EXERCISE REQUIREMENTS — For the material that follows, list every line containing the word "reporter".

ENTRIES —
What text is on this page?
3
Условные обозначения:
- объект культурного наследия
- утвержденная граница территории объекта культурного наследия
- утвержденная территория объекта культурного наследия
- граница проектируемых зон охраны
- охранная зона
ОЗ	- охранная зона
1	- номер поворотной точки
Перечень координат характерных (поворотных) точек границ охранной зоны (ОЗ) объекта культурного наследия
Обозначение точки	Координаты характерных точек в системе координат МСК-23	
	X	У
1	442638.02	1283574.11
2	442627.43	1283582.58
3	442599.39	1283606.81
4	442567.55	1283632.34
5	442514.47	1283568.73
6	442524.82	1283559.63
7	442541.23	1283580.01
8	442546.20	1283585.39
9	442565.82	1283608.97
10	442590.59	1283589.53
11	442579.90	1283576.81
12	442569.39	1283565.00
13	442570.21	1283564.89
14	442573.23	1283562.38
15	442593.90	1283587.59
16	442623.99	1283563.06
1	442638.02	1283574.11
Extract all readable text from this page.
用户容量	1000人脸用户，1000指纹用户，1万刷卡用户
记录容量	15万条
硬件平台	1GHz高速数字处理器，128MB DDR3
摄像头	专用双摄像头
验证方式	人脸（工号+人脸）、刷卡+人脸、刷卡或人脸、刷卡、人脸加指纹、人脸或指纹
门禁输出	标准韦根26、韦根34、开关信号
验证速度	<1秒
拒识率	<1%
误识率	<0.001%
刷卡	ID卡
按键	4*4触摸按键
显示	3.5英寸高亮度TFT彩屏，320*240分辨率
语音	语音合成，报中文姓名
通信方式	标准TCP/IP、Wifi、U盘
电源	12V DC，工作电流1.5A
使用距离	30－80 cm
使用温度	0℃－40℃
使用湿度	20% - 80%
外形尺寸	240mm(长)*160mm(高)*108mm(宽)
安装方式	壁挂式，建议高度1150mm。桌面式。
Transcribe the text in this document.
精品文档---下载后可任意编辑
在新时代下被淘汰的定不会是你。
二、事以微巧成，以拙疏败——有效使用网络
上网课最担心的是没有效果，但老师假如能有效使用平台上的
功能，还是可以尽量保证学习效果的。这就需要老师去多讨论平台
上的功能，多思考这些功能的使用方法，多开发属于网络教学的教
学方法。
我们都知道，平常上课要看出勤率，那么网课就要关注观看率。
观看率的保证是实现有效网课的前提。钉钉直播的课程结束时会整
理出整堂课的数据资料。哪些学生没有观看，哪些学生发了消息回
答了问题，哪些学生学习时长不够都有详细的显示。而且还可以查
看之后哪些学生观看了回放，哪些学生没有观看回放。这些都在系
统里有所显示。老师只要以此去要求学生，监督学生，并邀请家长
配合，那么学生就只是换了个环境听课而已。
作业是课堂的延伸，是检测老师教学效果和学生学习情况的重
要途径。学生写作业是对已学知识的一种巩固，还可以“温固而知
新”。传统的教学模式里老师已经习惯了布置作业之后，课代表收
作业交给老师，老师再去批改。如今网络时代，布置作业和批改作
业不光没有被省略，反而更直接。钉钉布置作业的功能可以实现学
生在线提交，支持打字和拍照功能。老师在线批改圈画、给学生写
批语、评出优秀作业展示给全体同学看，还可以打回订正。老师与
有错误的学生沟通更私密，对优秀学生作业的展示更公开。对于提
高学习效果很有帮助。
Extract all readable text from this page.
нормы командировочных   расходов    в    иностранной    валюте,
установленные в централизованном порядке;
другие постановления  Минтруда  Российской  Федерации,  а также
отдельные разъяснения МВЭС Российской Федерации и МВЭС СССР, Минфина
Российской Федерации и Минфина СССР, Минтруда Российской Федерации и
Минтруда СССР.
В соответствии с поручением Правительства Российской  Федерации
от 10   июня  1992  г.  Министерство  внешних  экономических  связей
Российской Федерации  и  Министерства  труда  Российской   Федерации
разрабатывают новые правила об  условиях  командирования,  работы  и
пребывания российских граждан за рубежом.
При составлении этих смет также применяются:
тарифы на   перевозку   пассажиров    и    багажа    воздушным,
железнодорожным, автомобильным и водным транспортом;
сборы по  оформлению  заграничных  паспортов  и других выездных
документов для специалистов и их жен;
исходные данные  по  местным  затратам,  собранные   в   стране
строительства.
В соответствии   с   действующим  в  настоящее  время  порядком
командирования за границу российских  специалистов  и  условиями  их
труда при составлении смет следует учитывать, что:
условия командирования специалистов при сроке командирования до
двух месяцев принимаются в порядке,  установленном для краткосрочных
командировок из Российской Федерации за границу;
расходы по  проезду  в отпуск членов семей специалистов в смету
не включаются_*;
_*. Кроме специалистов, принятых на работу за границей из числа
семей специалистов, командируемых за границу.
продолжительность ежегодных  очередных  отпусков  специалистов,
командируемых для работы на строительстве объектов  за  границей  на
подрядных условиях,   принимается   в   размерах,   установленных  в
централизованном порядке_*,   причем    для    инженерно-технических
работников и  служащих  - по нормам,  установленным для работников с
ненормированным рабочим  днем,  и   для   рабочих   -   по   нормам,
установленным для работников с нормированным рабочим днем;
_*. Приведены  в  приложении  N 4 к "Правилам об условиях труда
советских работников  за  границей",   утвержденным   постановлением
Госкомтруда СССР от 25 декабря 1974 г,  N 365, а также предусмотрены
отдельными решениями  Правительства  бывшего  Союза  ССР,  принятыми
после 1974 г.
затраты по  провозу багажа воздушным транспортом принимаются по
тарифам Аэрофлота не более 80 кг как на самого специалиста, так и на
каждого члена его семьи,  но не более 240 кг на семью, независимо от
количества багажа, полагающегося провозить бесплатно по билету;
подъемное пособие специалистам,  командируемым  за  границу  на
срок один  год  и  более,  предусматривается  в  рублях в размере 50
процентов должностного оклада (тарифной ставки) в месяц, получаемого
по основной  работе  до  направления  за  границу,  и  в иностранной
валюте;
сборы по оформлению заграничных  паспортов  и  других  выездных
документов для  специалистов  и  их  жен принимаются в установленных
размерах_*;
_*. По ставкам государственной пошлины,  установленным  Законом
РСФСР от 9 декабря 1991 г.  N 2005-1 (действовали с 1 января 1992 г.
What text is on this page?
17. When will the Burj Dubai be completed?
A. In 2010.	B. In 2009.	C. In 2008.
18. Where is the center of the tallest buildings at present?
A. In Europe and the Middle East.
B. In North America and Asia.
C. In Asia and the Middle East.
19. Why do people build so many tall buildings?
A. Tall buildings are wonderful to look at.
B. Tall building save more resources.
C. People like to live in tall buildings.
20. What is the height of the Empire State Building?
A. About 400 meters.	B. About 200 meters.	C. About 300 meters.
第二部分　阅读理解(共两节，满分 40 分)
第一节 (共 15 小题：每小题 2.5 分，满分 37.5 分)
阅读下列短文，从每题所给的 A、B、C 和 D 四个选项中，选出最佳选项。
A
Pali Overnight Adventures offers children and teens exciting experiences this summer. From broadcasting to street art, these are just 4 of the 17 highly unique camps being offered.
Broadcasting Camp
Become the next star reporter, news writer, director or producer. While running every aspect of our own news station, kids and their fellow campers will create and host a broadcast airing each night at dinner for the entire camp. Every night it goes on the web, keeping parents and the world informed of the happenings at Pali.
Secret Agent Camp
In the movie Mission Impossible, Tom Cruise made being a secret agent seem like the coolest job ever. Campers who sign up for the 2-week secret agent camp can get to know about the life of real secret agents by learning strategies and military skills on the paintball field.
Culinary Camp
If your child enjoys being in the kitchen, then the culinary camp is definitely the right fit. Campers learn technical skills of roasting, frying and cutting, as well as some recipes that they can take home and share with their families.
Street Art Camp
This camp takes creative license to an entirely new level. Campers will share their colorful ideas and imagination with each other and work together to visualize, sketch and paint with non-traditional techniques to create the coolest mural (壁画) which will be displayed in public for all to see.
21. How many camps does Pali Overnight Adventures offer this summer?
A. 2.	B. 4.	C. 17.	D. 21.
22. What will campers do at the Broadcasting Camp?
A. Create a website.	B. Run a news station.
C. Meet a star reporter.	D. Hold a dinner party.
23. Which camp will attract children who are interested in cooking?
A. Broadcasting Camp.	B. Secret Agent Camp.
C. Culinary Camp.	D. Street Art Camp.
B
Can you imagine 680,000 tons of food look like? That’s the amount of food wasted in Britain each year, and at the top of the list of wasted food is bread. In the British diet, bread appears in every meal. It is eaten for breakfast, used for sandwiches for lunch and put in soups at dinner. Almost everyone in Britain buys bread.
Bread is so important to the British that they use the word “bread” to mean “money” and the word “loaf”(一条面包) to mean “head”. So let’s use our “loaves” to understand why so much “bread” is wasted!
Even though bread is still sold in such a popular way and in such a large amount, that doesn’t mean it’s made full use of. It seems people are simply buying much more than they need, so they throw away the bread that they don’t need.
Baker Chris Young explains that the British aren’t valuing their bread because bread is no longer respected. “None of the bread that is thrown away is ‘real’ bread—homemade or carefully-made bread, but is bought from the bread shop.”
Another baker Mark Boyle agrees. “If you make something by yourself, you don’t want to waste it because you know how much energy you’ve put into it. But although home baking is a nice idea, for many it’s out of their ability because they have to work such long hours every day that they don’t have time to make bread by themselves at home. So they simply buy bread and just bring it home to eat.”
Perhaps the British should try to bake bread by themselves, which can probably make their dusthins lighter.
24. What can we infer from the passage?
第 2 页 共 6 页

WRITTEN REPLY —
Become the next star reporter, news writer, director or producer. While running every aspect of our own news station, kids and their fellow campers will create and host a broadcast airing each night at dinner for the entire camp. Every night it goes on the web, keeping parents and the world informed of the happenings at Pali.
C. Meet a star reporter.	D. Hold a dinner party.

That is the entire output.